» **EXERCISE OBJECTIVE**: In the lines below, find how many contain the word "content" and report that figure alone.

(Items listed in a dataset)
· · ·

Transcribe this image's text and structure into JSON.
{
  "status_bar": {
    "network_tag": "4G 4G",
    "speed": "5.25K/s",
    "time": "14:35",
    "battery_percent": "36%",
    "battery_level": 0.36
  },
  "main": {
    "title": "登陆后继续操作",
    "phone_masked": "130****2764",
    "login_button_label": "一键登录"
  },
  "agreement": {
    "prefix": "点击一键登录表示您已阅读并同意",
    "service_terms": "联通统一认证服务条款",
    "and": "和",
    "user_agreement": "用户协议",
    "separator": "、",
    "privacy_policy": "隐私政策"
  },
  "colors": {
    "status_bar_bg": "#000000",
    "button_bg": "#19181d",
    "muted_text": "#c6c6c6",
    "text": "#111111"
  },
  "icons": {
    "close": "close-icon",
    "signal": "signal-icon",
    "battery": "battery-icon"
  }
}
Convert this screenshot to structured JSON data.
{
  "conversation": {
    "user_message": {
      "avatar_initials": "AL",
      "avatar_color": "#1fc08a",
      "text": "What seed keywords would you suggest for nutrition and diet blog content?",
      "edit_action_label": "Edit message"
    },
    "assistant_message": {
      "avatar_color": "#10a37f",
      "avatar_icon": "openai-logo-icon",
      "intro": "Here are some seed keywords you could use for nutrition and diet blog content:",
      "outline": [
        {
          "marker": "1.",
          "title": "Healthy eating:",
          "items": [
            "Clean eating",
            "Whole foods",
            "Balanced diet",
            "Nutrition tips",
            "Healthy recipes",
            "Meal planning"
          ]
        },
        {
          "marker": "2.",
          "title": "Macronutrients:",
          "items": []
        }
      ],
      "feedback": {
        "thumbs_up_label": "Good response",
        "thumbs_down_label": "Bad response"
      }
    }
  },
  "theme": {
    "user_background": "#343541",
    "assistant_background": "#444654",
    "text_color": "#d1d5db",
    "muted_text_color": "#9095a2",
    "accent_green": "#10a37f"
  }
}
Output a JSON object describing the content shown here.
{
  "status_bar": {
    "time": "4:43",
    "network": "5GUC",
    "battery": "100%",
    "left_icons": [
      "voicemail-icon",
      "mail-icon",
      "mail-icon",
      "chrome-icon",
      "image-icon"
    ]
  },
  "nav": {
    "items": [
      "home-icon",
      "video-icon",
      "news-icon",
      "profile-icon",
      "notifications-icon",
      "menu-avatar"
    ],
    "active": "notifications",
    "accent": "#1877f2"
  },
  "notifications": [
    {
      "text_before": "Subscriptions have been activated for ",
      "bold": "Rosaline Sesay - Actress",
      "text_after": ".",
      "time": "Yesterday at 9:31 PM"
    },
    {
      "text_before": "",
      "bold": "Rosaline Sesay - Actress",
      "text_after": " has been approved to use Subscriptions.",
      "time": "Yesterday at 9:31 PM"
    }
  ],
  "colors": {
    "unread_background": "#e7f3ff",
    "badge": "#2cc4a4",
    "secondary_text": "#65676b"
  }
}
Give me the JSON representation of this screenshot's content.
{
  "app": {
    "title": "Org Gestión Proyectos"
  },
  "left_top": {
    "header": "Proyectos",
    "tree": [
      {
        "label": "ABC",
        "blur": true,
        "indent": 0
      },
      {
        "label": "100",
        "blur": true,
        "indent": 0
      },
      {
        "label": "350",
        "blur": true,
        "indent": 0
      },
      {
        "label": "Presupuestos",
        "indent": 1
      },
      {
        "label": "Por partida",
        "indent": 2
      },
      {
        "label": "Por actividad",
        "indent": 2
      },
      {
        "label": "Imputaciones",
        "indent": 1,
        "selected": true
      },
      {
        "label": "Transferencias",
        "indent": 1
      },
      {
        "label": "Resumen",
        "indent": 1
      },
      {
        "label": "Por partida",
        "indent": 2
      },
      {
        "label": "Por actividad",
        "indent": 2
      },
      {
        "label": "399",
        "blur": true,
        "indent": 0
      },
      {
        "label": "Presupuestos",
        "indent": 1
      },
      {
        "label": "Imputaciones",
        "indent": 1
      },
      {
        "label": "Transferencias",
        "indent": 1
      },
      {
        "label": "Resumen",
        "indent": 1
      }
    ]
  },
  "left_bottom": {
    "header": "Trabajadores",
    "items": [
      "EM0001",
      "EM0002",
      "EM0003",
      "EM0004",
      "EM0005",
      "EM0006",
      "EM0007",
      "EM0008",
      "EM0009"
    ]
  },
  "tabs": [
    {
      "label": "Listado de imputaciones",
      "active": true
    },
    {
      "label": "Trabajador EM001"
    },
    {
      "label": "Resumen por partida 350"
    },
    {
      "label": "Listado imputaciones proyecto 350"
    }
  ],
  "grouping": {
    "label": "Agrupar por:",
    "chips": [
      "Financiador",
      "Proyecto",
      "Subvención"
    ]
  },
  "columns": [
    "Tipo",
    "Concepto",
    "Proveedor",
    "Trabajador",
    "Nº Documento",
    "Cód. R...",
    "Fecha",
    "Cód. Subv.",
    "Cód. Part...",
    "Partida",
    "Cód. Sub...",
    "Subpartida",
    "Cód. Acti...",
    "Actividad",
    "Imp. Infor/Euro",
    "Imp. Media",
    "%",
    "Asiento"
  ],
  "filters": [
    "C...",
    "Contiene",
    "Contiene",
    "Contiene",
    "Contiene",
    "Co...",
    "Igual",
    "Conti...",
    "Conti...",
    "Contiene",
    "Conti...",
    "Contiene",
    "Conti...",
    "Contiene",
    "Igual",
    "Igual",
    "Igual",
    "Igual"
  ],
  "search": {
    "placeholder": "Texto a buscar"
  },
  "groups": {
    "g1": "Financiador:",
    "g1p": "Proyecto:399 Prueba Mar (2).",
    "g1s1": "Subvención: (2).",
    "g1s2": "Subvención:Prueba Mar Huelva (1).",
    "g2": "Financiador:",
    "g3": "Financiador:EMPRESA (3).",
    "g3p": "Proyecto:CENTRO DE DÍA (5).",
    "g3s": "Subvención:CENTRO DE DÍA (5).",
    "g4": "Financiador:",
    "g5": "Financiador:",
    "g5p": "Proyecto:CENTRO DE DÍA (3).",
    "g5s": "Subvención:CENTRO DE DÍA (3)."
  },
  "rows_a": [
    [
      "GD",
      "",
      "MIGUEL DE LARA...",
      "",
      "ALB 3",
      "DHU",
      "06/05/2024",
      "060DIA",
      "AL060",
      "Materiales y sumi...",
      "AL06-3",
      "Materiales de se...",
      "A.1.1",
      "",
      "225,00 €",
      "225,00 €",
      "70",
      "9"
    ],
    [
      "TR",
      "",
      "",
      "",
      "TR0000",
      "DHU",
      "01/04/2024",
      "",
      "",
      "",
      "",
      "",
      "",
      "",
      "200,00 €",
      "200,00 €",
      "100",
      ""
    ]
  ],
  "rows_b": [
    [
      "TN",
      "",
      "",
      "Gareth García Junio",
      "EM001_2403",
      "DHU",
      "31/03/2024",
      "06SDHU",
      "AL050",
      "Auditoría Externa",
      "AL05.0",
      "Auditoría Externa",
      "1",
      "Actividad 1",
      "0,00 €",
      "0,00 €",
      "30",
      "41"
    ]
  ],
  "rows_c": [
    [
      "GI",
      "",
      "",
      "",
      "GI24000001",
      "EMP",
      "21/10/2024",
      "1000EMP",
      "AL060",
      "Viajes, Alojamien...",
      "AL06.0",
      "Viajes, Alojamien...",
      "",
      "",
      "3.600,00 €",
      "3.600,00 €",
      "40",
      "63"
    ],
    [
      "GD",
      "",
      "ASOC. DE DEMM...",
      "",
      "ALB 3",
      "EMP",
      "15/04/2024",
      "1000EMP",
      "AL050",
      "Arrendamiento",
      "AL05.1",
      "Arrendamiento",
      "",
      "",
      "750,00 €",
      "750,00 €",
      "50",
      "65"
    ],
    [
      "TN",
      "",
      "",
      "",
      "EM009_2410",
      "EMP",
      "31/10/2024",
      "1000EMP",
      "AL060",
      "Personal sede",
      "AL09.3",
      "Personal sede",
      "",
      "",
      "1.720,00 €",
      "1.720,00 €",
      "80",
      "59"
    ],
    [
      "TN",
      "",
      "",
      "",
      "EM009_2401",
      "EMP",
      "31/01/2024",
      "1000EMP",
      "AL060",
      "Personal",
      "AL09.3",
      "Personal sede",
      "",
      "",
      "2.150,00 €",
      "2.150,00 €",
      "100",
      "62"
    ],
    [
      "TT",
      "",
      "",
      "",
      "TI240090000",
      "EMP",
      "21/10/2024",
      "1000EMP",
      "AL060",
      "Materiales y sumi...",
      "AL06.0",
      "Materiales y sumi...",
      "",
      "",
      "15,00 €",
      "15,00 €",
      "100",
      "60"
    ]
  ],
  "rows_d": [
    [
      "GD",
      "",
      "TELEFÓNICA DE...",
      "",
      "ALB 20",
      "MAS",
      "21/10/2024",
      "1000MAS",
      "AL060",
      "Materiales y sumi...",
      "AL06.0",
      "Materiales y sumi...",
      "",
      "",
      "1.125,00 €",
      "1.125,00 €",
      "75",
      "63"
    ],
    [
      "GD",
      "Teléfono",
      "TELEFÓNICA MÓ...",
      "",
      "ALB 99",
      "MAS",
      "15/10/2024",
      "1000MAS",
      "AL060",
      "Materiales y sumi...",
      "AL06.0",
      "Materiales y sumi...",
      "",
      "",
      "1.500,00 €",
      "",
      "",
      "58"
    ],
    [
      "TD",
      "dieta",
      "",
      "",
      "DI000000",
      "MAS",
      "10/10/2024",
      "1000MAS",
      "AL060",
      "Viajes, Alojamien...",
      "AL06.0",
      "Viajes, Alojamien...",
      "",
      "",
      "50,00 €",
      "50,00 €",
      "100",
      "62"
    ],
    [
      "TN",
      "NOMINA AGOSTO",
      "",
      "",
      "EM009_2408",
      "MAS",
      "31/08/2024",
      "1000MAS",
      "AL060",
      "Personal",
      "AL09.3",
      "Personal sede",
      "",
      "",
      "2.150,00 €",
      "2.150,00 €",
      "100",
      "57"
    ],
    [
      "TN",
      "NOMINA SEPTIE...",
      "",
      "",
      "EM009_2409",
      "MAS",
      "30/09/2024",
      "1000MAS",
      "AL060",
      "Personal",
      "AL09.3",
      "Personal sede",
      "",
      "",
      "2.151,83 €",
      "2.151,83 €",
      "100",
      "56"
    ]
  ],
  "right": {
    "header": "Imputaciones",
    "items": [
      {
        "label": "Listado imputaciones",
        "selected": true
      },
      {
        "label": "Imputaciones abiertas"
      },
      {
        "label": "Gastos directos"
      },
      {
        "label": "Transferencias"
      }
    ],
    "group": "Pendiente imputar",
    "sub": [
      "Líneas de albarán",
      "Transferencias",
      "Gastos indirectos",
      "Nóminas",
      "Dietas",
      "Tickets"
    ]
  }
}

· · ·

» **CORRECT OUTPUT**: 4